- [Stored data]
"""
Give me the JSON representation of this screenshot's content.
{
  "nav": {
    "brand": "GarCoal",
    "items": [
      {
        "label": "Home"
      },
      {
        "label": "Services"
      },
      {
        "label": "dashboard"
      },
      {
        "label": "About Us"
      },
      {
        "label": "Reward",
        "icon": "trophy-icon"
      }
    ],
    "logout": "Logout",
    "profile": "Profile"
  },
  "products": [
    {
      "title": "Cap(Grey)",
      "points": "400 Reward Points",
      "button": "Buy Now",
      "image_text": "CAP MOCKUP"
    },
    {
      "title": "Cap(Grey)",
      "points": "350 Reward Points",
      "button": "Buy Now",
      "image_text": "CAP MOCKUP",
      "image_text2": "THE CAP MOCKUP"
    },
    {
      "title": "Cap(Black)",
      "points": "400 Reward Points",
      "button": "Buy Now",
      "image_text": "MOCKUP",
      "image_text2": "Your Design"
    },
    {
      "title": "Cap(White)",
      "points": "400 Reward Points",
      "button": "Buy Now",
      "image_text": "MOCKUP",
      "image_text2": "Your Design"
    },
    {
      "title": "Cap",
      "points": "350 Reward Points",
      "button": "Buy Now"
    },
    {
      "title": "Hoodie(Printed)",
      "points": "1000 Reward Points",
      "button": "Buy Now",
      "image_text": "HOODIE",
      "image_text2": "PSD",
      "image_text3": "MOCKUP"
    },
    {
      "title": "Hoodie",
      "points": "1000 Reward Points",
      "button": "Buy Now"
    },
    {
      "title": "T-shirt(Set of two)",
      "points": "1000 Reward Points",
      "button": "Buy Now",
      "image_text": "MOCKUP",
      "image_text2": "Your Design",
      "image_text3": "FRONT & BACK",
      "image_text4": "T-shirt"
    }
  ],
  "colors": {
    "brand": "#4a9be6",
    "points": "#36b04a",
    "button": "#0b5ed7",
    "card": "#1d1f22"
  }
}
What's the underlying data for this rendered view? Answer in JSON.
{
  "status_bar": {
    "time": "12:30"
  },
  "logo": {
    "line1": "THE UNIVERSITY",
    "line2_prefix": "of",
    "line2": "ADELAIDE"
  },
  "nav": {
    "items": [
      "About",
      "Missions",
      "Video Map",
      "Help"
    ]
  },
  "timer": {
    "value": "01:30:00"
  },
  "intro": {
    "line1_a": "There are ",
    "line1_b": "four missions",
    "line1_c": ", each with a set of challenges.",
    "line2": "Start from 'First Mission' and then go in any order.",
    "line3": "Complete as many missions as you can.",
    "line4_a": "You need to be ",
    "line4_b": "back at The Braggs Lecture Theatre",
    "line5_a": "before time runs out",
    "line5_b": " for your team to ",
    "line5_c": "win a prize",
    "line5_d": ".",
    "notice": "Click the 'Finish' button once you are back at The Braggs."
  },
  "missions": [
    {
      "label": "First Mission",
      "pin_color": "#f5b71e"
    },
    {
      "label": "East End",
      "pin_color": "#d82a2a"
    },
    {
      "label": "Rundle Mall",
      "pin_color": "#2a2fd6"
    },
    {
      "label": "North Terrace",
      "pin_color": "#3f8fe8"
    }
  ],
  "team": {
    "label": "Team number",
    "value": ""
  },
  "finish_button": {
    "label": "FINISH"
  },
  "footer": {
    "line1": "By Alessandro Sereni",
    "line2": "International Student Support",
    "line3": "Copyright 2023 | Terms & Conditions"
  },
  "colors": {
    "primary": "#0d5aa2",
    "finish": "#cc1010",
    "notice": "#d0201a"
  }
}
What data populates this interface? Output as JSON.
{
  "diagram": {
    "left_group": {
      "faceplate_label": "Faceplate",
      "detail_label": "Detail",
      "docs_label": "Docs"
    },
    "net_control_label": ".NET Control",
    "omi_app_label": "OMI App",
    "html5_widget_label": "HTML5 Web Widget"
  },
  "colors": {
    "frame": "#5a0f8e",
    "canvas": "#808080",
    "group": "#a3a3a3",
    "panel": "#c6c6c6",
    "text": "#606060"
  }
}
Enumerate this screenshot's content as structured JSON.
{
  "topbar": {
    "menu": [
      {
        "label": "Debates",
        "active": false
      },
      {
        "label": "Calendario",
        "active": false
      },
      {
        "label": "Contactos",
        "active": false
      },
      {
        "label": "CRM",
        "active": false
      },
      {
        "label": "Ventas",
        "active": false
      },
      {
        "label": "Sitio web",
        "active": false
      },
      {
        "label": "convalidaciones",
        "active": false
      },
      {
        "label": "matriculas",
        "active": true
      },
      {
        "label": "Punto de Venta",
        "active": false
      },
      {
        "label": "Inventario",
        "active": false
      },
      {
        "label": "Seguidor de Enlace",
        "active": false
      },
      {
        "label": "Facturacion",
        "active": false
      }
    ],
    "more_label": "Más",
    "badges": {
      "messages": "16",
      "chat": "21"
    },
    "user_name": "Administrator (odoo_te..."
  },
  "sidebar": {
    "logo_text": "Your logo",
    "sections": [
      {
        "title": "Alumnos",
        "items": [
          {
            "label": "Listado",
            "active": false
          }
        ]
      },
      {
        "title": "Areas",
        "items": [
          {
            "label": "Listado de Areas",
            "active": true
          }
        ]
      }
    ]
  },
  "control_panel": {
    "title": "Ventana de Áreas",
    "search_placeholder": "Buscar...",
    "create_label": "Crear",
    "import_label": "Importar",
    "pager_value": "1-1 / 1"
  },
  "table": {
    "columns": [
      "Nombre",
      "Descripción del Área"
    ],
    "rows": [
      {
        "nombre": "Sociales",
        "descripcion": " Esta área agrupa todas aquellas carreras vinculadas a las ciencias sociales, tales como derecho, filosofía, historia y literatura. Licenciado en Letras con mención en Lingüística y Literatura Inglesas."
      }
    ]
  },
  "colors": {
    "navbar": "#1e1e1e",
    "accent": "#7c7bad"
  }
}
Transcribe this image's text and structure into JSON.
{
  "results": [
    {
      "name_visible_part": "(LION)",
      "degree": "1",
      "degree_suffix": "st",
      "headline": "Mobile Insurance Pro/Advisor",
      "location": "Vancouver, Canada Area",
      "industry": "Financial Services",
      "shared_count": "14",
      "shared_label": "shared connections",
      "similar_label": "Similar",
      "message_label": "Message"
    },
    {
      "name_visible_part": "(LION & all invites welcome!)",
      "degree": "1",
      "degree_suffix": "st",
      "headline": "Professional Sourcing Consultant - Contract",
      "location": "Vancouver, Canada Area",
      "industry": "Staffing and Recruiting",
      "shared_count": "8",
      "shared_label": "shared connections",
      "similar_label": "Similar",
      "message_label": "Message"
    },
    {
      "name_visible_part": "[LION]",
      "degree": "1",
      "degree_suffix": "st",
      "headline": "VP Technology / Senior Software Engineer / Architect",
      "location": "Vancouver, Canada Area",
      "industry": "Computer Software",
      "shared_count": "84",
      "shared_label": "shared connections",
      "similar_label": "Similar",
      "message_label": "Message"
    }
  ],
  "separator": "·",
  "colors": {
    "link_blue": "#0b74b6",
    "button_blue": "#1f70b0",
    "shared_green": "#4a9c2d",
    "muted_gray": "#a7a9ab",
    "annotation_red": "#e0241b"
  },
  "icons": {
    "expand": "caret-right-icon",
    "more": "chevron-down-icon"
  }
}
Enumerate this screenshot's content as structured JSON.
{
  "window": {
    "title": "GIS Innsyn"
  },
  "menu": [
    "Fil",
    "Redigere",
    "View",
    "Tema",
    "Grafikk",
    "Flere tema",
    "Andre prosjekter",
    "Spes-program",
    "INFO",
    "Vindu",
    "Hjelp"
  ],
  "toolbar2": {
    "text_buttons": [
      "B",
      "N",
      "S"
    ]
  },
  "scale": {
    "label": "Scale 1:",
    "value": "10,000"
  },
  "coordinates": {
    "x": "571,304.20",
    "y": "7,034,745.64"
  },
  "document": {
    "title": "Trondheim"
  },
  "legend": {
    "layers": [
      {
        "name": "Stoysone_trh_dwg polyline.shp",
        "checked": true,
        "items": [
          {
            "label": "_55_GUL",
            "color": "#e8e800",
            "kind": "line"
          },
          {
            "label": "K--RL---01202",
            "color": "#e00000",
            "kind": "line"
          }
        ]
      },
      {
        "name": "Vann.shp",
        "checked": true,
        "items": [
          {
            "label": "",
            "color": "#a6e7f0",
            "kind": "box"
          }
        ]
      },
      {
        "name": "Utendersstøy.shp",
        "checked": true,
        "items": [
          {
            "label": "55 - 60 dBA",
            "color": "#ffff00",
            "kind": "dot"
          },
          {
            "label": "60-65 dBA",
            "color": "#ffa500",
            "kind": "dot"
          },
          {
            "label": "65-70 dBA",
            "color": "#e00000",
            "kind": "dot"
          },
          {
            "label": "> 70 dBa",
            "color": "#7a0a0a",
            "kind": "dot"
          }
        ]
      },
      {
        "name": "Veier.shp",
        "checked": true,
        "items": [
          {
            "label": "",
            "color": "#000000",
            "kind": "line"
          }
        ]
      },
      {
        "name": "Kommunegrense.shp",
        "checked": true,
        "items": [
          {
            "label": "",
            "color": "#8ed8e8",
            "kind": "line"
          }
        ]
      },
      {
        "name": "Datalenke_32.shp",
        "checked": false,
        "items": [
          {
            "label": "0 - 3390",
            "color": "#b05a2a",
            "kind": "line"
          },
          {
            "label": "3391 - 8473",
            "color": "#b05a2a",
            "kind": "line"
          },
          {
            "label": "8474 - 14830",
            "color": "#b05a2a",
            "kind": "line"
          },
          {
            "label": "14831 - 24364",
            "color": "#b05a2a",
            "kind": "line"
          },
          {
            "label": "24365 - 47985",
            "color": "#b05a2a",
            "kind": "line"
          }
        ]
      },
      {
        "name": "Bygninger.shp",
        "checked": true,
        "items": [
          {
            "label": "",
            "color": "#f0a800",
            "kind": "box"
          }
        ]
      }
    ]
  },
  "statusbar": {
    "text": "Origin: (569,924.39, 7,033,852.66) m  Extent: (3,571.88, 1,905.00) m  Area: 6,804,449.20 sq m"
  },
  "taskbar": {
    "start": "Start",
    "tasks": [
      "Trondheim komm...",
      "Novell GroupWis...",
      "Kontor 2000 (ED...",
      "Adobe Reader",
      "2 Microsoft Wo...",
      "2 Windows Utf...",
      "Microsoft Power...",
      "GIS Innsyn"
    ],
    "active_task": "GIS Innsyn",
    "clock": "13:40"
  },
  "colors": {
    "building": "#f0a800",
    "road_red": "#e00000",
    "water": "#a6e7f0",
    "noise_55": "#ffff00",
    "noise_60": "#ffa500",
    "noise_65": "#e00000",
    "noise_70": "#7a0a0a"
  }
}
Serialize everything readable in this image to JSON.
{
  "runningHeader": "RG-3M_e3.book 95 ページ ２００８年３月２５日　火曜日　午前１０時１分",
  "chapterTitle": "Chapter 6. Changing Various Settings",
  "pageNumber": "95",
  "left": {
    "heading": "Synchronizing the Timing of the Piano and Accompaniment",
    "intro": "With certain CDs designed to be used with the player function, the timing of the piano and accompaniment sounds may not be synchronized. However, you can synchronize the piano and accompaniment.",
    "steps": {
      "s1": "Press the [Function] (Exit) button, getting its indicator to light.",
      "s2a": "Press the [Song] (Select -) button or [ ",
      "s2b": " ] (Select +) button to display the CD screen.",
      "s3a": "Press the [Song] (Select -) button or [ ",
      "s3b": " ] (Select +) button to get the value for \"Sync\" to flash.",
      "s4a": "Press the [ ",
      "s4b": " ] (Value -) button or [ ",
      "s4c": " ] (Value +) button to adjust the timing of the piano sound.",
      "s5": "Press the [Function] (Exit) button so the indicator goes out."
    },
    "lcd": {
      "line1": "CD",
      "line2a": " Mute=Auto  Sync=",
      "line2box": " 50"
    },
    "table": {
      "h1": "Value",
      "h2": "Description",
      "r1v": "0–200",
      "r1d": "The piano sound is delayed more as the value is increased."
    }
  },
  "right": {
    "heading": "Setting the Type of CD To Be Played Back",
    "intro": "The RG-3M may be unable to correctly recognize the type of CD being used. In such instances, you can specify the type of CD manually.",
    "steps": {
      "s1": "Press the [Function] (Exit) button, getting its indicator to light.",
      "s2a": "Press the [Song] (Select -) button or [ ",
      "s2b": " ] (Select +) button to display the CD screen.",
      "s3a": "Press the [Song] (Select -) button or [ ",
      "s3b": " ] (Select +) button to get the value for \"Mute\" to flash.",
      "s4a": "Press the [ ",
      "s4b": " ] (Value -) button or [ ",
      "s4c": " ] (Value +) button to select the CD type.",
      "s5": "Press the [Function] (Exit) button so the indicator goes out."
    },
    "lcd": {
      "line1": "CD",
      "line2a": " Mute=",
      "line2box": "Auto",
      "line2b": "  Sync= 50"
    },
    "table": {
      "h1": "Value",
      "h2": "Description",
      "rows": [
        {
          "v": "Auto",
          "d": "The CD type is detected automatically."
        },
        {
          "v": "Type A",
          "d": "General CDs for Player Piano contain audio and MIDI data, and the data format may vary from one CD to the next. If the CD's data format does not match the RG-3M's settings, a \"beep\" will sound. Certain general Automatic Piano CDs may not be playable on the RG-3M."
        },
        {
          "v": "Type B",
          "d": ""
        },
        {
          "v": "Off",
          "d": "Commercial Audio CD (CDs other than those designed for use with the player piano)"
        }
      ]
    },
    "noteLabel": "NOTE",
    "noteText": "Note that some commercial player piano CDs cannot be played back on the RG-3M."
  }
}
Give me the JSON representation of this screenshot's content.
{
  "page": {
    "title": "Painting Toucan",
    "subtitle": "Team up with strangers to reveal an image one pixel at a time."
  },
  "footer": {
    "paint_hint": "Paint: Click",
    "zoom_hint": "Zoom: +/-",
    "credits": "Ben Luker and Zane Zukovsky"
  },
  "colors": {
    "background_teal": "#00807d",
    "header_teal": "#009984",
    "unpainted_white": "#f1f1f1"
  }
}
"""
- [Direction]
Extract, from the material above, each line holding the word "with".

- [Correct response]
    "line1_c": ", each with a set of challenges.",
    "intro": "With certain CDs designed to be used with the player function, the timing of the piano and accompaniment sounds may not be synchronized. However, you can synchronize the piano and accompaniment.",
          "d": "Commercial Audio CD (CDs other than those designed for use with the player piano)"
    "subtitle": "Team up with strangers to reveal an image one pixel at a time."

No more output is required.